:: DO THIS ::
Note each line where "log₁₀" appears, and copy it.

:: TASK INPUT ::
** START **

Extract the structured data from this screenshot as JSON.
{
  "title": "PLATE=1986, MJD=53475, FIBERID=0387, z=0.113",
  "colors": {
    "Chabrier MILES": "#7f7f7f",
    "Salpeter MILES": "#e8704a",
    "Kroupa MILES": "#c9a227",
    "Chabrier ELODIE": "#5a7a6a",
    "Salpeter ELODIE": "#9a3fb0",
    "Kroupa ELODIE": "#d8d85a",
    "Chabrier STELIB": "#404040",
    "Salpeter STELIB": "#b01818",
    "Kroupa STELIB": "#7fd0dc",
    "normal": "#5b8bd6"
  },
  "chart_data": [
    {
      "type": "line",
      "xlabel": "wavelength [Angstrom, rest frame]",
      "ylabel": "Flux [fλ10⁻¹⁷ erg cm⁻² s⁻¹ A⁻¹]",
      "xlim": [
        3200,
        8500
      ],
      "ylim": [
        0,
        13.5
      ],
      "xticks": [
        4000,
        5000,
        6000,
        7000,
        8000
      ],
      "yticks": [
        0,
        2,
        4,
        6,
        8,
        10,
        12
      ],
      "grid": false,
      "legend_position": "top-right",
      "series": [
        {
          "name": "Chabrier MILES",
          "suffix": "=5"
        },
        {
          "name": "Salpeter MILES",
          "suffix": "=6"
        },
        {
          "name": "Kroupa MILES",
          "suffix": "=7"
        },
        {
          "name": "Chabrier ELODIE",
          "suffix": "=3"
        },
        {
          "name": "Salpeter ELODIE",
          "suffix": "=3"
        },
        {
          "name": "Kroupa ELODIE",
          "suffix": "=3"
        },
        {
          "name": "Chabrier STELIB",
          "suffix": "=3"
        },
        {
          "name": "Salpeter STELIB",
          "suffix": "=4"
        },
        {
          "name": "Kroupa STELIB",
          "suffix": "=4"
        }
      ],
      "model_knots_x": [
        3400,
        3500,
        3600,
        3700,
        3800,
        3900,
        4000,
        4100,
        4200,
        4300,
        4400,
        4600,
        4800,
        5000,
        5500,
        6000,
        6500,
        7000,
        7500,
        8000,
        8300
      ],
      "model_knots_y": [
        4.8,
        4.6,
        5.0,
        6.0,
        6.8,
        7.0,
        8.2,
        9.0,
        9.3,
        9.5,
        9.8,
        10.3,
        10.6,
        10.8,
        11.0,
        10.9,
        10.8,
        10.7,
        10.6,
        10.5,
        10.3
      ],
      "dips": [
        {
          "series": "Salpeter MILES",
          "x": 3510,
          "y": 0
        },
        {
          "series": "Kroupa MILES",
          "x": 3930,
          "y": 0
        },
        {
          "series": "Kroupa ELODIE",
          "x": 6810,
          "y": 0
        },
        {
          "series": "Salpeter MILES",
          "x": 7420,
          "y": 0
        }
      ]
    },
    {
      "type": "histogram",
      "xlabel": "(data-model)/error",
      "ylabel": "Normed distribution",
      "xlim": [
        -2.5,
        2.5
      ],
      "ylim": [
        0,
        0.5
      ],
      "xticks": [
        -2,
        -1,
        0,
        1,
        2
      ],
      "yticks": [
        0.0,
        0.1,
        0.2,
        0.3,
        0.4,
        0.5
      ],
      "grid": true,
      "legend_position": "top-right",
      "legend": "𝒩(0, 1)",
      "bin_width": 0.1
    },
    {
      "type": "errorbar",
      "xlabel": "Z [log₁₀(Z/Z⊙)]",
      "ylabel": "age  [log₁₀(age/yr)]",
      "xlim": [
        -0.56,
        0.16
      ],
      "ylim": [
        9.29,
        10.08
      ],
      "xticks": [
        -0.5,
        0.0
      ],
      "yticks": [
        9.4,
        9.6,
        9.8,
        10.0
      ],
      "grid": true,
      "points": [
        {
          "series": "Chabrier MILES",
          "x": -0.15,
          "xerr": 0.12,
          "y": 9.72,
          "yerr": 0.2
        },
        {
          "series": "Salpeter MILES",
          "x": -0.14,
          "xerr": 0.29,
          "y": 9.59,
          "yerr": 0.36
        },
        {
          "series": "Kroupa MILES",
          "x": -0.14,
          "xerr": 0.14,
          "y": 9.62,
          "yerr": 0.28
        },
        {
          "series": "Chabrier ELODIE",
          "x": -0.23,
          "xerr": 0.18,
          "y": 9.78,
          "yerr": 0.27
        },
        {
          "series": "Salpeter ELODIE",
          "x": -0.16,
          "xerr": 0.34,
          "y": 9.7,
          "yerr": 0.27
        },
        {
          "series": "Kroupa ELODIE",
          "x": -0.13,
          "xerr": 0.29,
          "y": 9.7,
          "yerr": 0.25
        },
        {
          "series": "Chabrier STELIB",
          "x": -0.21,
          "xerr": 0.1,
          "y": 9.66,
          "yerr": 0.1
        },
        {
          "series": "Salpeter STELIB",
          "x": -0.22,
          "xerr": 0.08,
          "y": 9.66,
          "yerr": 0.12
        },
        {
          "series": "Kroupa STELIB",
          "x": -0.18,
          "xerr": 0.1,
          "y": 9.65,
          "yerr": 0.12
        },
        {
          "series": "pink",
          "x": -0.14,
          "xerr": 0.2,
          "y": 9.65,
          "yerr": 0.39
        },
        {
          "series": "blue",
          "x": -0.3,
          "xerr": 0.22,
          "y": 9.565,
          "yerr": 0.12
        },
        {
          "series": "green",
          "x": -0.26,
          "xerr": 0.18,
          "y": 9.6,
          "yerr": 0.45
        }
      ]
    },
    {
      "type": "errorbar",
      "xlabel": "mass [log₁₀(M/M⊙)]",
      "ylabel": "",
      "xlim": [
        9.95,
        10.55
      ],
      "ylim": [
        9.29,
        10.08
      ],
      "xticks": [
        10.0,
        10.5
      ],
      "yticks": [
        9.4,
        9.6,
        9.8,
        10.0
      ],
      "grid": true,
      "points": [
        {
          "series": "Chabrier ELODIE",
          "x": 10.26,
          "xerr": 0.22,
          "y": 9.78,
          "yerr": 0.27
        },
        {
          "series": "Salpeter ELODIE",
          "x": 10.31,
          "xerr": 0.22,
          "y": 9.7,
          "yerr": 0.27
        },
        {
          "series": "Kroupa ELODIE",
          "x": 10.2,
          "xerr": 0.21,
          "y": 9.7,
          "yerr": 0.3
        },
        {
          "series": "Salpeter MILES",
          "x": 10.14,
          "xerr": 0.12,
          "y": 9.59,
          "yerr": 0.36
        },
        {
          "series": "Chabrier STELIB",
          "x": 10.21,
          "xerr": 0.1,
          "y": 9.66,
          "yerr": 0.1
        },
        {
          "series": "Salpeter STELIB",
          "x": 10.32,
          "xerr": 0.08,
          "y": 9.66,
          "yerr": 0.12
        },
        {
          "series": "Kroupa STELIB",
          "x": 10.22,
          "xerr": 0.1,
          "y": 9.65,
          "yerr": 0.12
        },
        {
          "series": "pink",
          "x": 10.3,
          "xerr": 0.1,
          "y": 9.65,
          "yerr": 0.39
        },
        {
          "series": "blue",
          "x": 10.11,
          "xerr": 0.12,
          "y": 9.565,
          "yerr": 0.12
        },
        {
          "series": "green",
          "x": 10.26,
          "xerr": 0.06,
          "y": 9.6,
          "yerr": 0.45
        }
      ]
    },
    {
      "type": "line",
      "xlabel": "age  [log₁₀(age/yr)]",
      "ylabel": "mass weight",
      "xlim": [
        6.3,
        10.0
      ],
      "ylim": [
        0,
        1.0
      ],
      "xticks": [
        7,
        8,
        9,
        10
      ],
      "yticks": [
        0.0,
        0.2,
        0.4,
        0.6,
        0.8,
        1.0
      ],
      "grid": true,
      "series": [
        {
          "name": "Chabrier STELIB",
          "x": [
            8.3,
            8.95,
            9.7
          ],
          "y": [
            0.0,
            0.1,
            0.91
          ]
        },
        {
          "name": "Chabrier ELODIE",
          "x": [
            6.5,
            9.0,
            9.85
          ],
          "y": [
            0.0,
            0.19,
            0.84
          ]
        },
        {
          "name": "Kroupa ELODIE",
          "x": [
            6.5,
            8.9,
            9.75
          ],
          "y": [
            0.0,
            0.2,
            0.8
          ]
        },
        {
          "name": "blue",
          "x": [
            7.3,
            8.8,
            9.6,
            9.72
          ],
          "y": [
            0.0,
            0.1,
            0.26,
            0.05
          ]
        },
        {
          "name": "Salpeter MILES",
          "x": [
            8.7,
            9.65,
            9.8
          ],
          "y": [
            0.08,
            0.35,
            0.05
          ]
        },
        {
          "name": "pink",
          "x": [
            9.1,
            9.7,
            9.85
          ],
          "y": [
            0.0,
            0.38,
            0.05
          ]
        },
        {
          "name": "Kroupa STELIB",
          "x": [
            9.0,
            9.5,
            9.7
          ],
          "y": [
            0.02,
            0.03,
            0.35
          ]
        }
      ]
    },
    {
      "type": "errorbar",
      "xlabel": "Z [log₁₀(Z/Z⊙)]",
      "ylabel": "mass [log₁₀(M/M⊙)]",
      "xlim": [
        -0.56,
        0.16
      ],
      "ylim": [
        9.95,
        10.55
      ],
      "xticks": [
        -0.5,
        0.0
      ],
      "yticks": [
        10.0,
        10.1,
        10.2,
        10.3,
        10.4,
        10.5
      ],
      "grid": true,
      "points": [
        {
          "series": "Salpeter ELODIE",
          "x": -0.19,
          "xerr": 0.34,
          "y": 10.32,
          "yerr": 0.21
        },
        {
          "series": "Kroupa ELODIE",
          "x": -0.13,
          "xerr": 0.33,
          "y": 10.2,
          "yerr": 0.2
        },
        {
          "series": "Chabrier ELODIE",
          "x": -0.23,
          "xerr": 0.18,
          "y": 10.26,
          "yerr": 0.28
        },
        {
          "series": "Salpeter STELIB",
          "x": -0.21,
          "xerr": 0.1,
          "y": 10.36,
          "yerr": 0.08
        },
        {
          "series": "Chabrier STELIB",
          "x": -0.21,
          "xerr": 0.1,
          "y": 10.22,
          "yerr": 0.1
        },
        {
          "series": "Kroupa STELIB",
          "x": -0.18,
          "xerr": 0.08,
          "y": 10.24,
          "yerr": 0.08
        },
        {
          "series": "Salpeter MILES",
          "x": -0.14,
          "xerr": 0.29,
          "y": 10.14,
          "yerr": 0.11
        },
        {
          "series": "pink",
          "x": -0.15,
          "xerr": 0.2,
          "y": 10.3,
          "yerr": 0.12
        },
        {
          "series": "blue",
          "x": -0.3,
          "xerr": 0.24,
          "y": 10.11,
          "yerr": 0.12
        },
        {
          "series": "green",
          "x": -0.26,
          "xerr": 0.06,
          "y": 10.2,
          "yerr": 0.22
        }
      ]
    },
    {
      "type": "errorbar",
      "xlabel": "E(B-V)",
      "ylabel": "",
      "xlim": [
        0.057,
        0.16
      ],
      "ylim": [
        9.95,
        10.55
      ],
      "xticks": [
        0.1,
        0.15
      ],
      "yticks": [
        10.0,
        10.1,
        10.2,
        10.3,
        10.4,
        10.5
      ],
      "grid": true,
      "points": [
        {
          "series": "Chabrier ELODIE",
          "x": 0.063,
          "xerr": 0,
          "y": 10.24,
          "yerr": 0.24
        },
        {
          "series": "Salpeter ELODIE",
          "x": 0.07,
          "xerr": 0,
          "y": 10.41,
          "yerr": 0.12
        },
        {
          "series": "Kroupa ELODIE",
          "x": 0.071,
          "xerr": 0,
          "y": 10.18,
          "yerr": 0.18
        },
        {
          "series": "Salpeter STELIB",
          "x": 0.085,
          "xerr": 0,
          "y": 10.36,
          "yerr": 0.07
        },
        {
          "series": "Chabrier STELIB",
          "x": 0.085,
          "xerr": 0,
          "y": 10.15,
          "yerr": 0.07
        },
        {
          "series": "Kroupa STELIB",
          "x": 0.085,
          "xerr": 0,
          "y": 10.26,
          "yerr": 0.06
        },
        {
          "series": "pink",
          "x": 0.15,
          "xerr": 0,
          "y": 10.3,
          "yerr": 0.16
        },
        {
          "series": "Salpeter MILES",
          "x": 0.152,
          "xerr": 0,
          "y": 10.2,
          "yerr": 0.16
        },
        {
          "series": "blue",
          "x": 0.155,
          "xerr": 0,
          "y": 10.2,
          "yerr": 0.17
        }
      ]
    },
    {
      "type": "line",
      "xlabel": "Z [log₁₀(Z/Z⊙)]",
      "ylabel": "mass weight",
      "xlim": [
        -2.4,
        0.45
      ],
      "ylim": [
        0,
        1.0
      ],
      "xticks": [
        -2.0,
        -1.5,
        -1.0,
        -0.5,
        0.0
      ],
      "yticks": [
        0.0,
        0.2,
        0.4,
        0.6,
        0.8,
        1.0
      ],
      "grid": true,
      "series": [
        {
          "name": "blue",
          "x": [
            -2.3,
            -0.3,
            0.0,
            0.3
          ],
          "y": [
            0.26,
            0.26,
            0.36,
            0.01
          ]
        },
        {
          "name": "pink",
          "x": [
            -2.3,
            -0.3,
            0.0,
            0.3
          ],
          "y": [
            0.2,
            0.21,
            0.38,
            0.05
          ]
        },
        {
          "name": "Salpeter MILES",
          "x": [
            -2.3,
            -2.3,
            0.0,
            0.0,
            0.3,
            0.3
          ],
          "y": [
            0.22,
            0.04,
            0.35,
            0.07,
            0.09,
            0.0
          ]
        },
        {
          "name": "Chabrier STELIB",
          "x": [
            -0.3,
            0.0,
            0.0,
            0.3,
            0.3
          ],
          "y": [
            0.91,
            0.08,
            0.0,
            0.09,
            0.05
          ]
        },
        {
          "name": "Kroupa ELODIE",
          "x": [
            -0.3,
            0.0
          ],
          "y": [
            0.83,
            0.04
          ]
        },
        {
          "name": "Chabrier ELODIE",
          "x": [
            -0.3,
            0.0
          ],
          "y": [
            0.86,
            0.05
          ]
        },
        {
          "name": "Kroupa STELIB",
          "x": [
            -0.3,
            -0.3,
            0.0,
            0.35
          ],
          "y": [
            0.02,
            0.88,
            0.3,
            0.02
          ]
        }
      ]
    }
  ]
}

** END **

:: TASK RESPONSE ::
      "xlabel": "Z [log₁₀(Z/Z⊙)]",
      "ylabel": "age  [log₁₀(age/yr)]",
      "xlabel": "mass [log₁₀(M/M⊙)]",
      "xlabel": "age  [log₁₀(age/yr)]",
      "xlabel": "Z [log₁₀(Z/Z⊙)]",
      "ylabel": "mass [log₁₀(M/M⊙)]",
      "xlabel": "Z [log₁₀(Z/Z⊙)]",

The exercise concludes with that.